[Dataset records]
[Begin]
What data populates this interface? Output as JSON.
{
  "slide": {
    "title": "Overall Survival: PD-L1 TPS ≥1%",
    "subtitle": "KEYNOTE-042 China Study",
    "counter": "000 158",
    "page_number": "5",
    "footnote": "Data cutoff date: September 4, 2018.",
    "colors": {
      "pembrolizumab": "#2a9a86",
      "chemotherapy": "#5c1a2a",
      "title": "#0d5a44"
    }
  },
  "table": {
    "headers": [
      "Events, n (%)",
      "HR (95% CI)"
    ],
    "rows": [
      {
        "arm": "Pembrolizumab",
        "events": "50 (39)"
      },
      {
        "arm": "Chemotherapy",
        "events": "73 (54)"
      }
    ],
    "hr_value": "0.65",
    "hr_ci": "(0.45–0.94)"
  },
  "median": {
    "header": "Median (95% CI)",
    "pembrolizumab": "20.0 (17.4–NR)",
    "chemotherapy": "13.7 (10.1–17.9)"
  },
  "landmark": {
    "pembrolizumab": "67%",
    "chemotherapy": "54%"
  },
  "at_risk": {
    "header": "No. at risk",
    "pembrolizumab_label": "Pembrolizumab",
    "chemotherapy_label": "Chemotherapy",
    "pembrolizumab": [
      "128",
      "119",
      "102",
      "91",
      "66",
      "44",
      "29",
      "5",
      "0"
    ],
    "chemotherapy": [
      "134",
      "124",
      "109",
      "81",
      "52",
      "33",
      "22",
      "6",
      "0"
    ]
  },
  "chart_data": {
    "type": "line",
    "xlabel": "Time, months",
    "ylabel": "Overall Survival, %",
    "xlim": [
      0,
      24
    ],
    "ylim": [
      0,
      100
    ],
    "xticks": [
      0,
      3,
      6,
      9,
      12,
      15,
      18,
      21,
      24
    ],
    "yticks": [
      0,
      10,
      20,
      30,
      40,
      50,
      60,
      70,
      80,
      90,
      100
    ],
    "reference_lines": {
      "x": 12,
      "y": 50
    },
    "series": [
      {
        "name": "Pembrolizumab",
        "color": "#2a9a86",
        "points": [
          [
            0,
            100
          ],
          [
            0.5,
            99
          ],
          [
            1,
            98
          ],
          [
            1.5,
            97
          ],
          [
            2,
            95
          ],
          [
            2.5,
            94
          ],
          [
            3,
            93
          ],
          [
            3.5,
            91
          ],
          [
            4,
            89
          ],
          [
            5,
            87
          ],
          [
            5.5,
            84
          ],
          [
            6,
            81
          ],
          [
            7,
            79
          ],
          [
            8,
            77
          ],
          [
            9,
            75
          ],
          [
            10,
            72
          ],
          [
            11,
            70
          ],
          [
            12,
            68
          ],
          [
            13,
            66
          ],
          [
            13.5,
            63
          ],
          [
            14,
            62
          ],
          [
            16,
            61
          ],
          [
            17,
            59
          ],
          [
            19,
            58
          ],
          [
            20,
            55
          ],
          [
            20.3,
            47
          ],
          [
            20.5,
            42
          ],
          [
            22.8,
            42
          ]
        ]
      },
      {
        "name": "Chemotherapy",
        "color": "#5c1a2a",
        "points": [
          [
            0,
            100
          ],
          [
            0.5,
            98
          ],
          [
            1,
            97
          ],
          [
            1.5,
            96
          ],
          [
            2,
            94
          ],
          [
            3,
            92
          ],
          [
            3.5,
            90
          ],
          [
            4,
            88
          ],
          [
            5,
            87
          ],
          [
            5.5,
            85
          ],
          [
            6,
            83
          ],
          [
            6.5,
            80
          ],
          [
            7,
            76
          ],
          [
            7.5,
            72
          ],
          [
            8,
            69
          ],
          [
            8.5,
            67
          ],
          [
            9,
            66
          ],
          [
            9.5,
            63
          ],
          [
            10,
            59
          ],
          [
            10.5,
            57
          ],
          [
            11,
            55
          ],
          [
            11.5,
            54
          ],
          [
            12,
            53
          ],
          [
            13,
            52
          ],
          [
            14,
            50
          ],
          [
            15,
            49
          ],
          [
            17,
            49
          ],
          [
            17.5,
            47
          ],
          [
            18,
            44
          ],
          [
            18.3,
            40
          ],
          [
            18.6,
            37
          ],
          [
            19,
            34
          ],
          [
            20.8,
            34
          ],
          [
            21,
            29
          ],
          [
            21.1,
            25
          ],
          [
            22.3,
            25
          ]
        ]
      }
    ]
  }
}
[End]
- [SHORT PROBLEM] Copy all of the data. Keep every word exactly as it is.

- [RESULT OF THIS EXERCISE]
What data populates this interface? Output as JSON.
{
  "slide": {
    "title": "Overall Survival: PD-L1 TPS ≥1%",
    "subtitle": "KEYNOTE-042 China Study",
    "counter": "000 158",
    "page_number": "5",
    "footnote": "Data cutoff date: September 4, 2018.",
    "colors": {
      "pembrolizumab": "#2a9a86",
      "chemotherapy": "#5c1a2a",
      "title": "#0d5a44"
    }
  },
  "table": {
    "headers": [
      "Events, n (%)",
      "HR (95% CI)"
    ],
    "rows": [
      {
        "arm": "Pembrolizumab",
        "events": "50 (39)"
      },
      {
        "arm": "Chemotherapy",
        "events": "73 (54)"
      }
    ],
    "hr_value": "0.65",
    "hr_ci": "(0.45–0.94)"
  },
  "median": {
    "header": "Median (95% CI)",
    "pembrolizumab": "20.0 (17.4–NR)",
    "chemotherapy": "13.7 (10.1–17.9)"
  },
  "landmark": {
    "pembrolizumab": "67%",
    "chemotherapy": "54%"
  },
  "at_risk": {
    "header": "No. at risk",
    "pembrolizumab_label": "Pembrolizumab",
    "chemotherapy_label": "Chemotherapy",
    "pembrolizumab": [
      "128",
      "119",
      "102",
      "91",
      "66",
      "44",
      "29",
      "5",
      "0"
    ],
    "chemotherapy": [
      "134",
      "124",
      "109",
      "81",
      "52",
      "33",
      "22",
      "6",
      "0"
    ]
  },
  "chart_data": {
    "type": "line",
    "xlabel": "Time, months",
    "ylabel": "Overall Survival, %",
    "xlim": [
      0,
      24
    ],
    "ylim": [
      0,
      100
    ],
    "xticks": [
      0,
      3,
      6,
      9,
      12,
      15,
      18,
      21,
      24
    ],
    "yticks": [
      0,
      10,
      20,
      30,
      40,
      50,
      60,
      70,
      80,
      90,
      100
    ],
    "reference_lines": {
      "x": 12,
      "y": 50
    },
    "series": [
      {
        "name": "Pembrolizumab",
        "color": "#2a9a86",
        "points": [
          [
            0,
            100
          ],
          [
            0.5,
            99
          ],
          [
            1,
            98
          ],
          [
            1.5,
            97
          ],
          [
            2,
            95
          ],
          [
            2.5,
            94
          ],
          [
            3,
            93
          ],
          [
            3.5,
            91
          ],
          [
            4,
            89
          ],
          [
            5,
            87
          ],
          [
            5.5,
            84
          ],
          [
            6,
            81
          ],
          [
            7,
            79
          ],
          [
            8,
            77
          ],
          [
            9,
            75
          ],
          [
            10,
            72
          ],
          [
            11,
            70
          ],
          [
            12,
            68
          ],
          [
            13,
            66
          ],
          [
            13.5,
            63
          ],
          [
            14,
            62
          ],
          [
            16,
            61
          ],
          [
            17,
            59
          ],
          [
            19,
            58
          ],
          [
            20,
            55
          ],
          [
            20.3,
            47
          ],
          [
            20.5,
            42
          ],
          [
            22.8,
            42
          ]
        ]
      },
      {
        "name": "Chemotherapy",
        "color": "#5c1a2a",
        "points": [
          [
            0,
            100
          ],
          [
            0.5,
            98
          ],
          [
            1,
            97
          ],
          [
            1.5,
            96
          ],
          [
            2,
            94
          ],
          [
            3,
            92
          ],
          [
            3.5,
            90
          ],
          [
            4,
            88
          ],
          [
            5,
            87
          ],
          [
            5.5,
            85
          ],
          [
            6,
            83
          ],
          [
            6.5,
            80
          ],
          [
            7,
            76
          ],
          [
            7.5,
            72
          ],
          [
            8,
            69
          ],
          [
            8.5,
            67
          ],
          [
            9,
            66
          ],
          [
            9.5,
            63
          ],
          [
            10,
            59
          ],
          [
            10.5,
            57
          ],
          [
            11,
            55
          ],
          [
            11.5,
            54
          ],
          [
            12,
            53
          ],
          [
            13,
            52
          ],
          [
            14,
            50
          ],
          [
            15,
            49
          ],
          [
            17,
            49
          ],
          [
            17.5,
            47
          ],
          [
            18,
            44
          ],
          [
            18.3,
            40
          ],
          [
            18.6,
            37
          ],
          [
            19,
            34
          ],
          [
            20.8,
            34
          ],
          [
            21,
            29
          ],
          [
            21.1,
            25
          ],
          [
            22.3,
            25
          ]
        ]
      }
    ]
  }
}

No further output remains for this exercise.